What the exercise asks:
Quote the data below in full, minus the images.

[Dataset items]
- - - -

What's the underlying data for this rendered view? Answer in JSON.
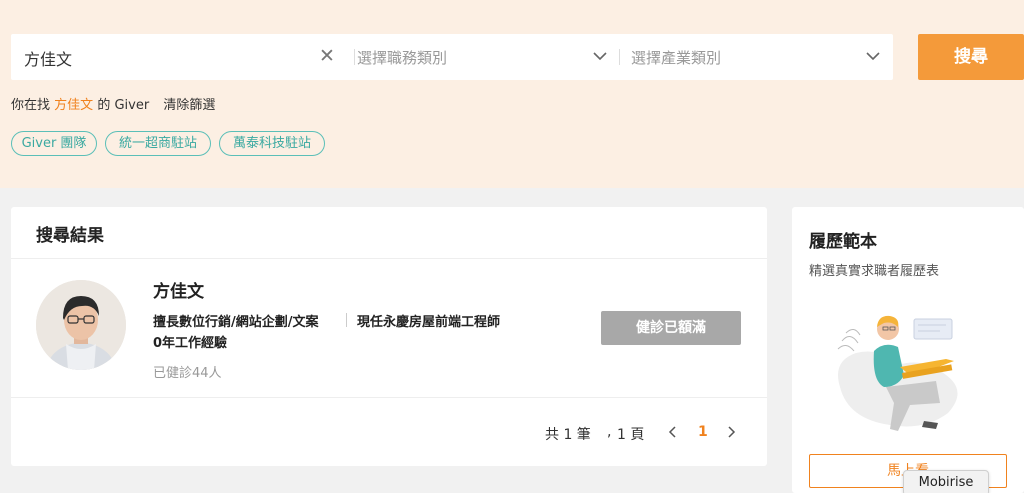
{
  "search": {
    "keyword": "方佳文",
    "job_category_placeholder": "選擇職務類別",
    "industry_placeholder": "選擇產業類別",
    "button_label": "搜尋"
  },
  "status": {
    "prefix": "你在找",
    "keyword": "方佳文",
    "suffix": "的 Giver",
    "clear_label": "清除篩選"
  },
  "tags": [
    "Giver 團隊",
    "統一超商駐站",
    "萬泰科技駐站"
  ],
  "results": {
    "title": "搜尋結果",
    "giver": {
      "name": "方佳文",
      "expertise": "擅長數位行銷/網站企劃/文案",
      "current": "現任永慶房屋前端工程師",
      "experience": "0年工作經驗",
      "count": "已健診44人",
      "status_button": "健診已額滿"
    },
    "pagination": {
      "summary_total": "共 1 筆",
      "summary_pages": "1 頁",
      "current_page": "1"
    }
  },
  "sidebar": {
    "title": "履歷範本",
    "subtitle": "精選真實求職者履歷表",
    "button_label": "馬上看"
  },
  "tooltip": "Mobirise",
  "colors": {
    "accent": "#f49a3a",
    "accent_text": "#f0821e",
    "tag": "#5bbfb8",
    "disabled": "#a8a8a8",
    "band": "#fcefe3"
  }
}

- - - -

Answer to the exercise:
What's the underlying data for this rendered view? Answer in JSON.
{
  "search": {
    "keyword": "方佳文",
    "job_category_placeholder": "選擇職務類別",
    "industry_placeholder": "選擇產業類別",
    "button_label": "搜尋"
  },
  "status": {
    "prefix": "你在找",
    "keyword": "方佳文",
    "suffix": "的 Giver",
    "clear_label": "清除篩選"
  },
  "tags": [
    "Giver 團隊",
    "統一超商駐站",
    "萬泰科技駐站"
  ],
  "results": {
    "title": "搜尋結果",
    "giver": {
      "name": "方佳文",
      "expertise": "擅長數位行銷/網站企劃/文案",
      "current": "現任永慶房屋前端工程師",
      "experience": "0年工作經驗",
      "count": "已健診44人",
      "status_button": "健診已額滿"
    },
    "pagination": {
      "summary_total": "共 1 筆",
      "summary_pages": "1 頁",
      "current_page": "1"
    }
  },
  "sidebar": {
    "title": "履歷範本",
    "subtitle": "精選真實求職者履歷表",
    "button_label": "馬上看"
  },
  "tooltip": "Mobirise",
  "colors": {
    "accent": "#f49a3a",
    "accent_text": "#f0821e",
    "tag": "#5bbfb8",
    "disabled": "#a8a8a8",
    "band": "#fcefe3"
  }
}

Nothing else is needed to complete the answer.